▸ **Short exercise**: Look through the records that follow. Copy every line containing the word "with".

START Available data

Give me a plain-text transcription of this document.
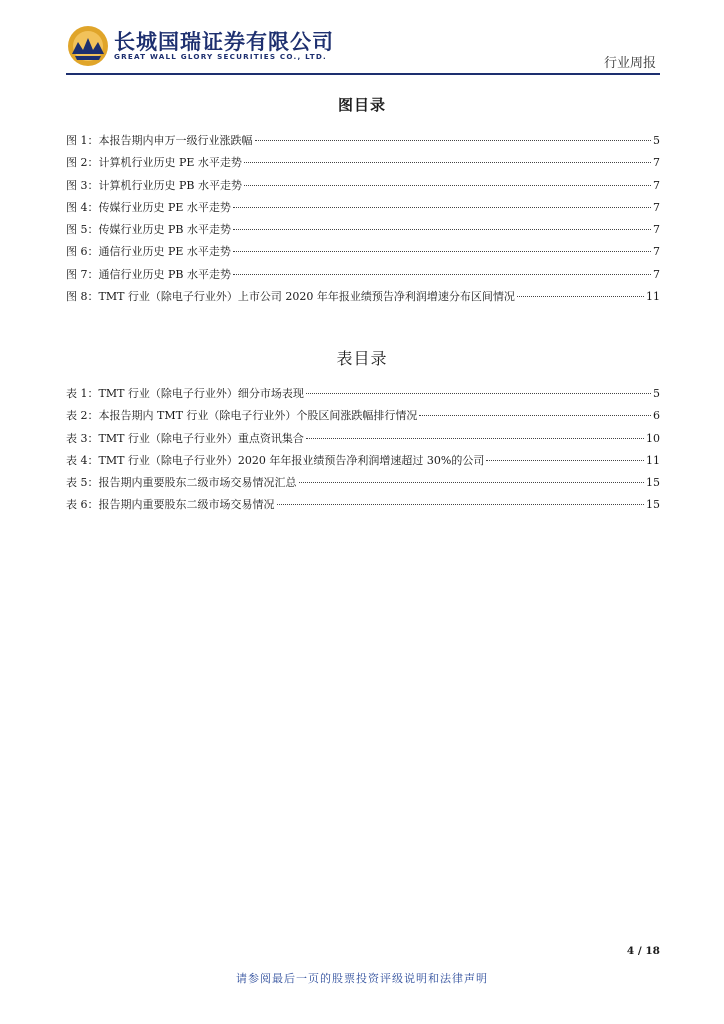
长城国瑞证券有限公司
GREAT WALL GLORY SECURITIES CO., LTD.	行业周报
图目录
图 1：本报告期内申万一级行业涨跌幅	5
图 2：计算机行业历史 PE 水平走势	7
图 3：计算机行业历史 PB 水平走势	7
图 4：传媒行业历史 PE 水平走势	7
图 5：传媒行业历史 PB 水平走势	7
图 6：通信行业历史 PE 水平走势	7
图 7：通信行业历史 PB 水平走势	7
图 8：TMT 行业（除电子行业外）上市公司 2020 年年报业绩预告净利润增速分布区间情况	11
表目录
表 1：TMT 行业（除电子行业外）细分市场表现	5
表 2：本报告期内 TMT 行业（除电子行业外）个股区间涨跌幅排行情况	6
表 3：TMT 行业（除电子行业外）重点资讯集合	10
表 4：TMT 行业（除电子行业外）2020 年年报业绩预告净利润增速超过 30%的公司	11
表 5：报告期内重要股东二级市场交易情况汇总	15
表 6：报告期内重要股东二级市场交易情况	15
4 / 18
请参阅最后一页的股票投资评级说明和法律声明
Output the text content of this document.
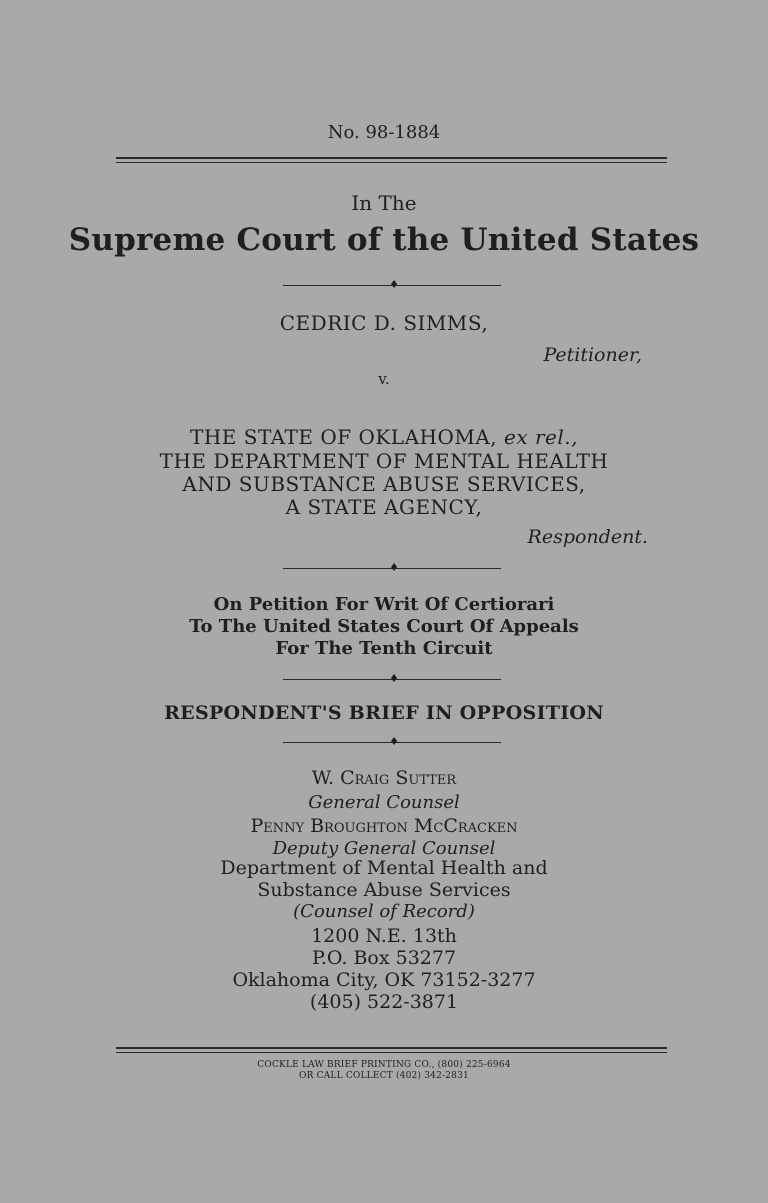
No. 98-1884
In The
Supreme Court of the United States
♦
CEDRIC D. SIMMS,
Petitioner,
v.
THE STATE OF OKLAHOMA, ex rel.,
THE DEPARTMENT OF MENTAL HEALTH
AND SUBSTANCE ABUSE SERVICES,
A STATE AGENCY,
Respondent.
♦
On Petition For Writ Of Certiorari
To The United States Court Of Appeals
For The Tenth Circuit
♦
RESPONDENT'S BRIEF IN OPPOSITION
♦
W. Craig Sutter
General Counsel
Penny Broughton McCracken
Deputy General Counsel
Department of Mental Health and
Substance Abuse Services
(Counsel of Record)
1200 N.E. 13th
P.O. Box 53277
Oklahoma City, OK 73152-3277
(405) 522-3871
COCKLE LAW BRIEF PRINTING CO., (800) 225-6964
OR CALL COLLECT (402) 342-2831
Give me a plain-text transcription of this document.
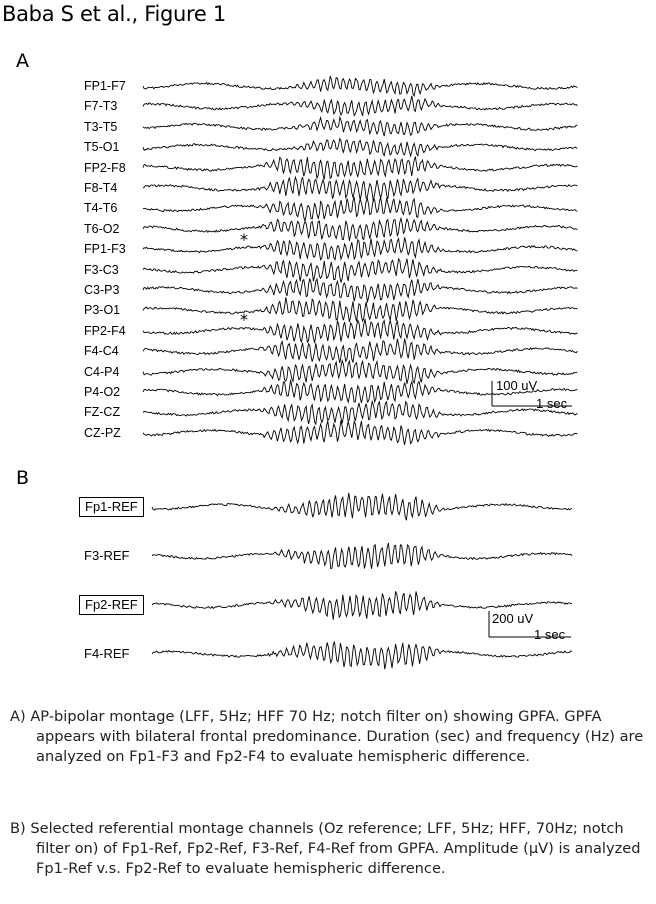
Baba S et al., Figure 1
A
FP1-F7
F7-T3
T3-T5
T5-O1
FP2-F8
F8-T4
T4-T6
T6-O2
FP1-F3
F3-C3
C3-P3
P3-O1
FP2-F4
F4-C4
C4-P4
P4-O2
FZ-CZ
CZ-PZ
*
*
100 uV
1 sec
B
Fp1-REF
F3-REF
Fp2-REF
F4-REF
200 uV
1 sec
A) AP-bipolar montage (LFF, 5Hz; HFF 70 Hz; notch filter on) showing GPFA. GPFA appears with bilateral frontal predominance. Duration (sec) and frequency (Hz) are analyzed on Fp1-F3 and Fp2-F4 to evaluate hemispheric difference.
B) Selected referential montage channels (Oz reference; LFF, 5Hz; HFF, 70Hz; notch filter on) of Fp1-Ref, Fp2-Ref, F3-Ref, F4-Ref from GPFA. Amplitude (µV) is analyzed Fp1-Ref v.s. Fp2-Ref to evaluate hemispheric difference.
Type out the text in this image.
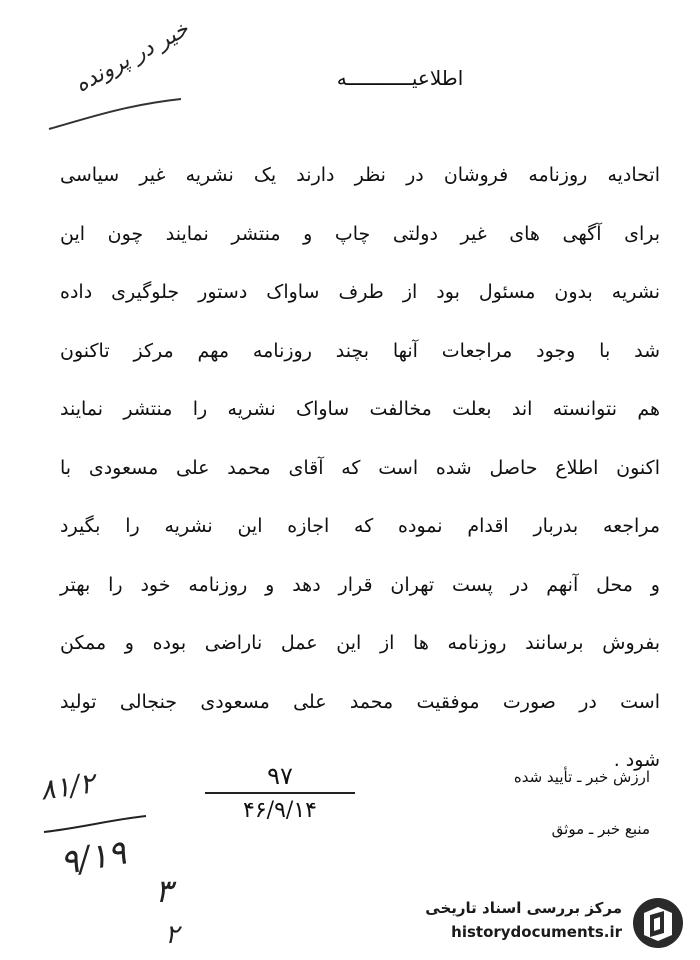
خیر در پرونده	اطلاعیـــــــــــه
اتحادیه روزنامه فروشان در نظر دارند یک نشریه غیر سیاسی
برای آگهی های غیر دولتی چاپ و منتشر نمایند چون این
نشریه بدون مسئول بود از طرف ساواک دستور جلوگیری داده
شد با وجود مراجعات آنها بچند روزنامه مهم مرکز تاکنون
هم نتوانسته اند بعلت مخالفت ساواک نشریه را منتشر نمایند
اکنون اطلاع حاصل شده است که آقای محمد علی مسعودی با
مراجعه بدربار اقدام نموده که اجازه این نشریه را بگیرد
و محل آنهم در پست تهران قرار دهد و روزنامه خود را بهتر
بفروش برسانند روزنامه ها از این عمل ناراضی بوده و ممکن
است در صورت موفقیت محمد علی مسعودی جنجالی تولید
شود .
ارزش خبر ـ تأیید شده
منبع خبر ـ موثق
۹۷
۴۶/۹/۱۴
۸۱/۲
۹/۱۹
۳
۲
مرکز بررسی اسناد تاریخی
historydocuments.ir
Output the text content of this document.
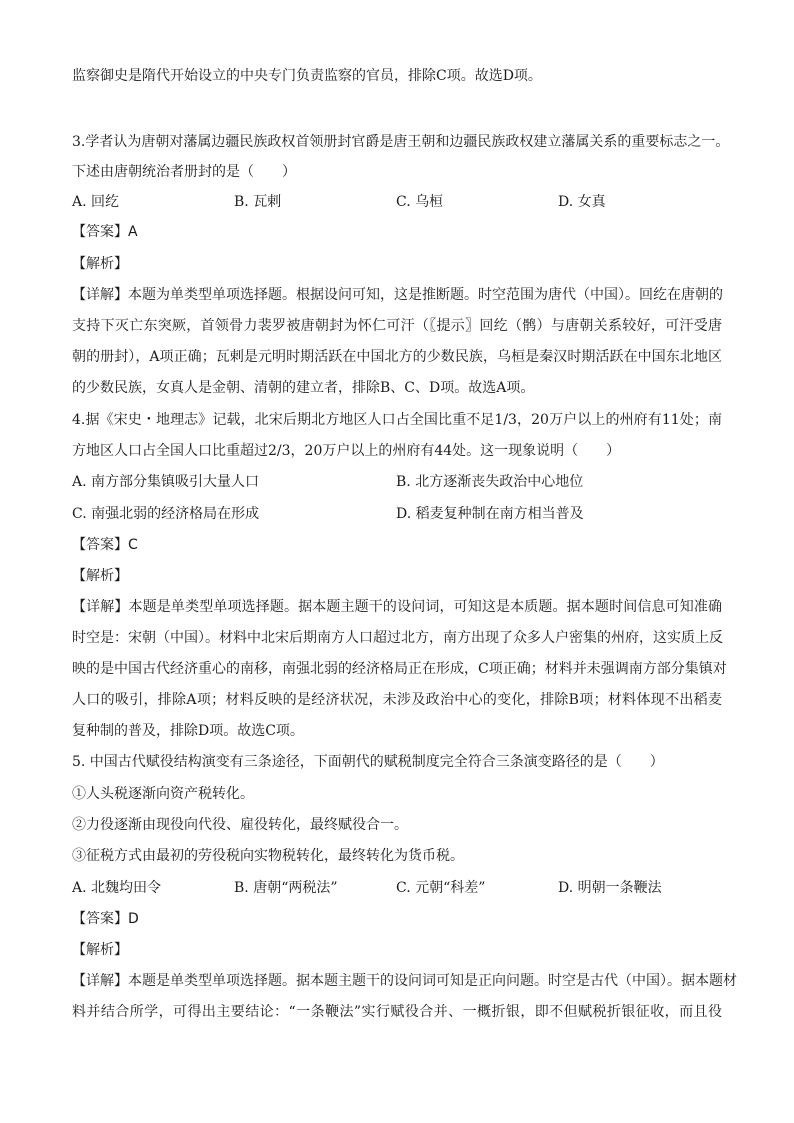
监察御史是隋代开始设立的中央专门负责监察的官员，排除C项。故选D项。
3.学者认为唐朝对藩属边疆民族政权首领册封官爵是唐王朝和边疆民族政权建立藩属关系的重要标志之一。
下述由唐朝统治者册封的是（　　）
A. 回纥	B. 瓦剌	C. 乌桓	D. 女真
【答案】A
【解析】
【详解】本题为单类型单项选择题。根据设问可知，这是推断题。时空范围为唐代（中国）。回纥在唐朝的
支持下灭亡东突厥，首领骨力裴罗被唐朝封为怀仁可汗（〖提示〗回纥（鹘）与唐朝关系较好，可汗受唐
朝的册封），A项正确；瓦剌是元明时期活跃在中国北方的少数民族，乌桓是秦汉时期活跃在中国东北地区
的少数民族，女真人是金朝、清朝的建立者，排除B、C、D项。故选A项。
4.据《宋史・地理志》记载，北宋后期北方地区人口占全国比重不足1/3，20万户以上的州府有11处；南
方地区人口占全国人口比重超过2/3，20万户以上的州府有44处。这一现象说明（　　）
A. 南方部分集镇吸引大量人口	B. 北方逐渐丧失政治中心地位
C. 南强北弱的经济格局在形成	D. 稻麦复种制在南方相当普及
【答案】C
【解析】
【详解】本题是单类型单项选择题。据本题主题干的设问词，可知这是本质题。据本题时间信息可知准确
时空是：宋朝（中国）。材料中北宋后期南方人口超过北方，南方出现了众多人户密集的州府，这实质上反
映的是中国古代经济重心的南移，南强北弱的经济格局正在形成，C项正确；材料并未强调南方部分集镇对
人口的吸引，排除A项；材料反映的是经济状况，未涉及政治中心的变化，排除B项；材料体现不出稻麦
复种制的普及，排除D项。故选C项。
5. 中国古代赋役结构演变有三条途径，下面朝代的赋税制度完全符合三条演变路径的是（　　）
①人头税逐渐向资产税转化。
②力役逐渐由现役向代役、雇役转化，最终赋役合一。
③征税方式由最初的劳役税向实物税转化，最终转化为货币税。
A. 北魏均田令	B. 唐朝“两税法”	C. 元朝“科差”	D. 明朝一条鞭法
【答案】D
【解析】
【详解】本题是单类型单项选择题。据本题主题干的设问词可知是正向问题。时空是古代（中国）。据本题材
料并结合所学，可得出主要结论：“一条鞭法”实行赋役合并、一概折银，即不但赋税折银征收，而且役
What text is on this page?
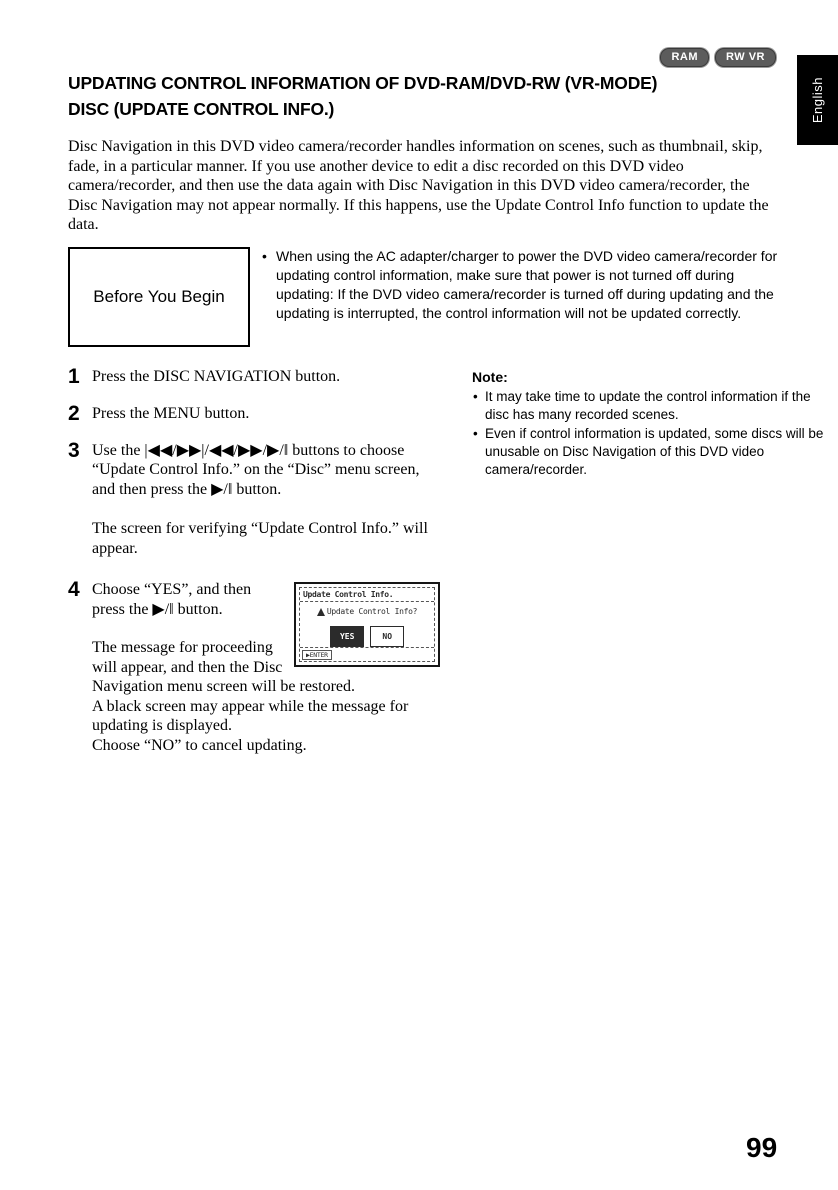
RAM	RW VR
English
UPDATING CONTROL INFORMATION OF DVD-RAM/DVD-RW (VR-MODE)
DISC (UPDATE CONTROL INFO.)

Disc Navigation in this DVD video camera/recorder handles information on scenes, such as thumbnail, skip, fade, in a particular manner. If you use another device to edit a disc recorded on this DVD video camera/recorder, and then use the data again with Disc Navigation in this DVD video camera/recorder, the Disc Navigation may not appear normally. If this happens, use the Update Control Info function to update the data.

Before You Begin
• When using the AC adapter/charger to power the DVD video camera/recorder for updating control information, make sure that power is not turned off during updating: If the DVD video camera/recorder is turned off during updating and the updating is interrupted, the control information will not be updated correctly.
1 Press the DISC NAVIGATION button.
2 Press the MENU button.
3 Use the |◀◀/▶▶|/◀◀/▶▶/▶/‖ buttons to choose “Update Control Info.” on the “Disc” menu screen, and then press the ▶/‖ button.

The screen for verifying “Update Control Info.” will appear.

4	Update Control Info.
Update Control Info?
YES	NO
▶ENTER

Choose “YES”, and then press the ▶/‖ button.

The message for proceeding will appear, and then the Disc Navigation menu screen will be restored.

A black screen may appear while the message for updating is displayed.

Choose “NO” to cancel updating.

Note:
• It may take time to update the control information if the disc has many recorded scenes.
• Even if control information is updated, some discs will be unusable on Disc Navigation of this DVD video camera/recorder.
99
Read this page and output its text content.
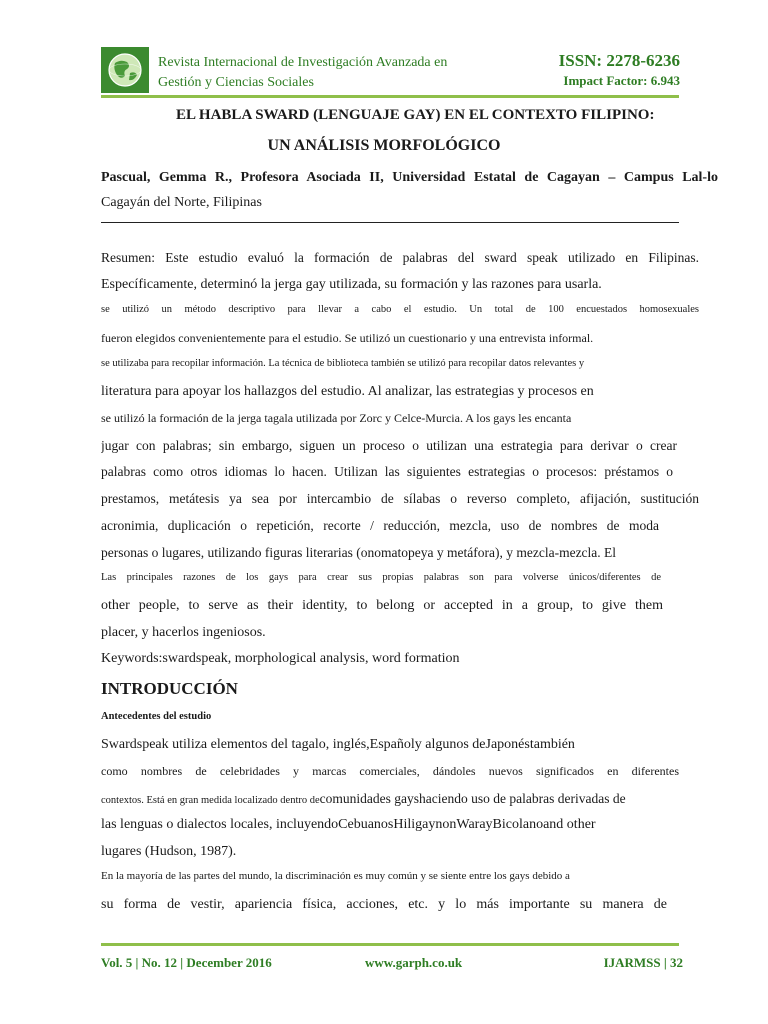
Revista Internacional de Investigación Avanzada en
Gestión y Ciencias Sociales
ISSN: 2278-6236
Impact Factor: 6.943
EL HABLA SWARD (LENGUAJE GAY) EN EL CONTEXTO FILIPINO:
UN ANÁLISIS MORFOLÓGICO
Pascual, Gemma R., Profesora Asociada II, Universidad Estatal de Cagayan – Campus Lal-lo
Cagayán del Norte, Filipinas
Resumen: Este estudio evaluó la formación de palabras del sward speak utilizado en Filipinas.
Específicamente, determinó la jerga gay utilizada, su formación y las razones para usarla.
se utilizó un método descriptivo para llevar a cabo el estudio. Un total de 100 encuestados homosexuales
fueron elegidos convenientemente para el estudio. Se utilizó un cuestionario y una entrevista informal.
se utilizaba para recopilar información. La técnica de biblioteca también se utilizó para recopilar datos relevantes y
literatura para apoyar los hallazgos del estudio. Al analizar, las estrategias y procesos en
se utilizó la formación de la jerga tagala utilizada por Zorc y Celce-Murcia. A los gays les encanta
jugar con palabras; sin embargo, siguen un proceso o utilizan una estrategia para derivar o crear
palabras como otros idiomas lo hacen. Utilizan las siguientes estrategias o procesos: préstamos o
prestamos, metátesis ya sea por intercambio de sílabas o reverso completo, afijación, sustitución
acronimia, duplicación o repetición, recorte / reducción, mezcla, uso de nombres de moda
personas o lugares, utilizando figuras literarias (onomatopeya y metáfora), y mezcla-mezcla. El
Las principales razones de los gays para crear sus propias palabras son para volverse únicos/diferentes de
other people, to serve as their identity, to belong or accepted in a group, to give them
placer, y hacerlos ingeniosos.
Keywords:swardspeak, morphological analysis, word formation
INTRODUCCIÓN
Antecedentes del estudio
Swardspeak utiliza elementos del tagalo, inglés,Españoly algunos deJaponéstambién
como nombres de celebridades y marcas comerciales, dándoles nuevos significados en diferentes
contextos. Está en gran medida localizado dentro decomunidades gayshaciendo uso de palabras derivadas de
las lenguas o dialectos locales, incluyendoCebuanosHiligaynonWarayBicolanoand other
lugares (Hudson, 1987).
En la mayoría de las partes del mundo, la discriminación es muy común y se siente entre los gays debido a
su forma de vestir, apariencia física, acciones, etc. y lo más importante su manera de
Vol. 5 | No. 12 | December 2016	www.garph.co.uk	IJARMSS | 32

END Available data

▸ **Written reply**:
A) AP-bipolar montage (LFF, 5Hz; HFF 70 Hz; notch filter on) showing GPFA. GPFA appears with bilateral frontal predominance. Duration (sec) and frequency (Hz) are analyzed on Fp1-F3 and Fp2-F4 to evaluate hemispheric difference.
Disc Navigation in this DVD video camera/recorder handles information on scenes, such as thumbnail, skip, fade, in a particular manner. If you use another device to edit a disc recorded on this DVD video camera/recorder, and then use the data again with Disc Navigation in this DVD video camera/recorder, the Disc Navigation may not appear normally. If this happens, use the Update Control Info function to update the data.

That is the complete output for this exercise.